● Stated problem
Your task is to extract every entry that follows word for word while excluding the pictures.

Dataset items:
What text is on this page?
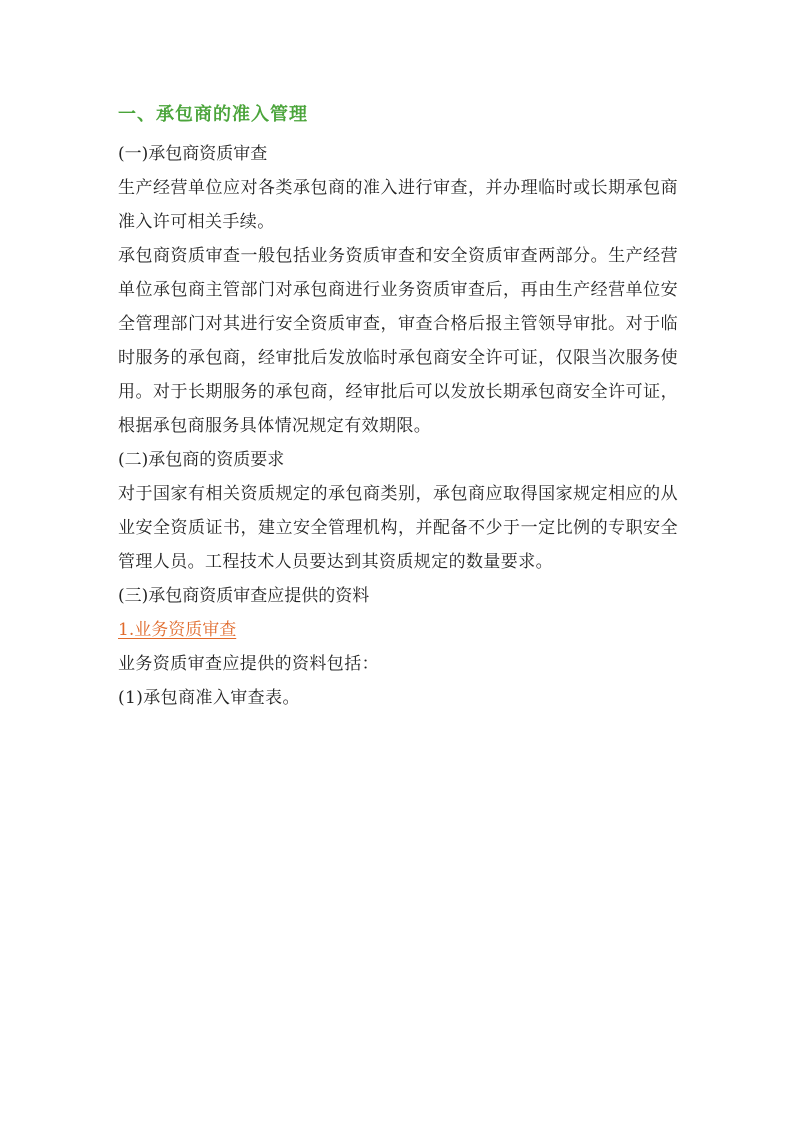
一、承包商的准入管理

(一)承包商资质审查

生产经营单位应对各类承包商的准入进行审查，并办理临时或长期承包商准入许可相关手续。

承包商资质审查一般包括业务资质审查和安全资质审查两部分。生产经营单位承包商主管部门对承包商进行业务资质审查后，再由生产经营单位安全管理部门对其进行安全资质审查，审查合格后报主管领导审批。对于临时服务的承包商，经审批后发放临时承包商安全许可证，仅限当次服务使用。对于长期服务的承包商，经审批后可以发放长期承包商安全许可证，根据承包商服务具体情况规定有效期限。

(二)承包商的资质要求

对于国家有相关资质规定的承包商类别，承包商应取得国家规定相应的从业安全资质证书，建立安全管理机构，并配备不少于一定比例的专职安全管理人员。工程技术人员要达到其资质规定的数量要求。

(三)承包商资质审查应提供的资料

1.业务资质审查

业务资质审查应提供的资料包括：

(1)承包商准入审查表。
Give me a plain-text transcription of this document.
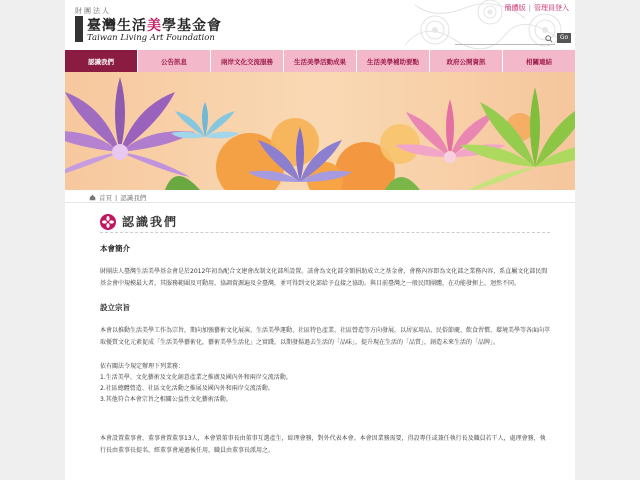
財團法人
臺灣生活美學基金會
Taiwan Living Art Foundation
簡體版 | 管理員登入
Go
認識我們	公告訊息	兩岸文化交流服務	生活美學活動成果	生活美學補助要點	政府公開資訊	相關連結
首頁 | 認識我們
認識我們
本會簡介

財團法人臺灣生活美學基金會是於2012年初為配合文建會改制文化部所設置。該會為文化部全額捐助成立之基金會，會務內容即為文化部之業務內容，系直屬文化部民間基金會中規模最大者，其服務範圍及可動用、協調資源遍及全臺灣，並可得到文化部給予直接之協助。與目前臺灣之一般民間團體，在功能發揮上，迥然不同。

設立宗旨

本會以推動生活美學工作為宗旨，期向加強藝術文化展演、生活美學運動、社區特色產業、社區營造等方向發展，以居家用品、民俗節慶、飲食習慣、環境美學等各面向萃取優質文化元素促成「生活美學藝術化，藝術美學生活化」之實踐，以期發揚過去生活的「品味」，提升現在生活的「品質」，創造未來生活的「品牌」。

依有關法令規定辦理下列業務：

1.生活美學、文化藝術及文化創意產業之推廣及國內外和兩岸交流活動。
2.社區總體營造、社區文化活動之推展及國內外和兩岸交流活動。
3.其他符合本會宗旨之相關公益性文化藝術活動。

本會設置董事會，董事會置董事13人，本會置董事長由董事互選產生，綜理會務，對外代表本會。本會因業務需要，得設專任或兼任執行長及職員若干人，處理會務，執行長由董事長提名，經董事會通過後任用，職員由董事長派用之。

● Exercise response
What text is on this page?
一、承包商的准入管理

(一)承包商资质审查

生产经营单位应对各类承包商的准入进行审查，并办理临时或长期承包商准入许可相关手续。

承包商资质审查一般包括业务资质审查和安全资质审查两部分。生产经营单位承包商主管部门对承包商进行业务资质审查后，再由生产经营单位安全管理部门对其进行安全资质审查，审查合格后报主管领导审批。对于临时服务的承包商，经审批后发放临时承包商安全许可证，仅限当次服务使用。对于长期服务的承包商，经审批后可以发放长期承包商安全许可证，根据承包商服务具体情况规定有效期限。

(二)承包商的资质要求

对于国家有相关资质规定的承包商类别，承包商应取得国家规定相应的从业安全资质证书，建立安全管理机构，并配备不少于一定比例的专职安全管理人员。工程技术人员要达到其资质规定的数量要求。

(三)承包商资质审查应提供的资料

1.业务资质审查

业务资质审查应提供的资料包括：

(1)承包商准入审查表。
Give me a plain-text transcription of this document.
財團法人
臺灣生活美學基金會
Taiwan Living Art Foundation
簡體版 | 管理員登入
Go
認識我們	公告訊息	兩岸文化交流服務	生活美學活動成果	生活美學補助要點	政府公開資訊	相關連結
首頁 | 認識我們
認識我們
本會簡介

財團法人臺灣生活美學基金會是於2012年初為配合文建會改制文化部所設置。該會為文化部全額捐助成立之基金會，會務內容即為文化部之業務內容，系直屬文化部民間基金會中規模最大者，其服務範圍及可動用、協調資源遍及全臺灣，並可得到文化部給予直接之協助。與目前臺灣之一般民間團體，在功能發揮上，迥然不同。

設立宗旨

本會以推動生活美學工作為宗旨，期向加強藝術文化展演、生活美學運動、社區特色產業、社區營造等方向發展，以居家用品、民俗節慶、飲食習慣、環境美學等各面向萃取優質文化元素促成「生活美學藝術化，藝術美學生活化」之實踐，以期發揚過去生活的「品味」，提升現在生活的「品質」，創造未來生活的「品牌」。

依有關法令規定辦理下列業務：

1.生活美學、文化藝術及文化創意產業之推廣及國內外和兩岸交流活動。
2.社區總體營造、社區文化活動之推展及國內外和兩岸交流活動。
3.其他符合本會宗旨之相關公益性文化藝術活動。

本會設置董事會，董事會置董事13人，本會置董事長由董事互選產生，綜理會務，對外代表本會。本會因業務需要，得設專任或兼任執行長及職員若干人，處理會務，執行長由董事長提名，經董事會通過後任用，職員由董事長派用之。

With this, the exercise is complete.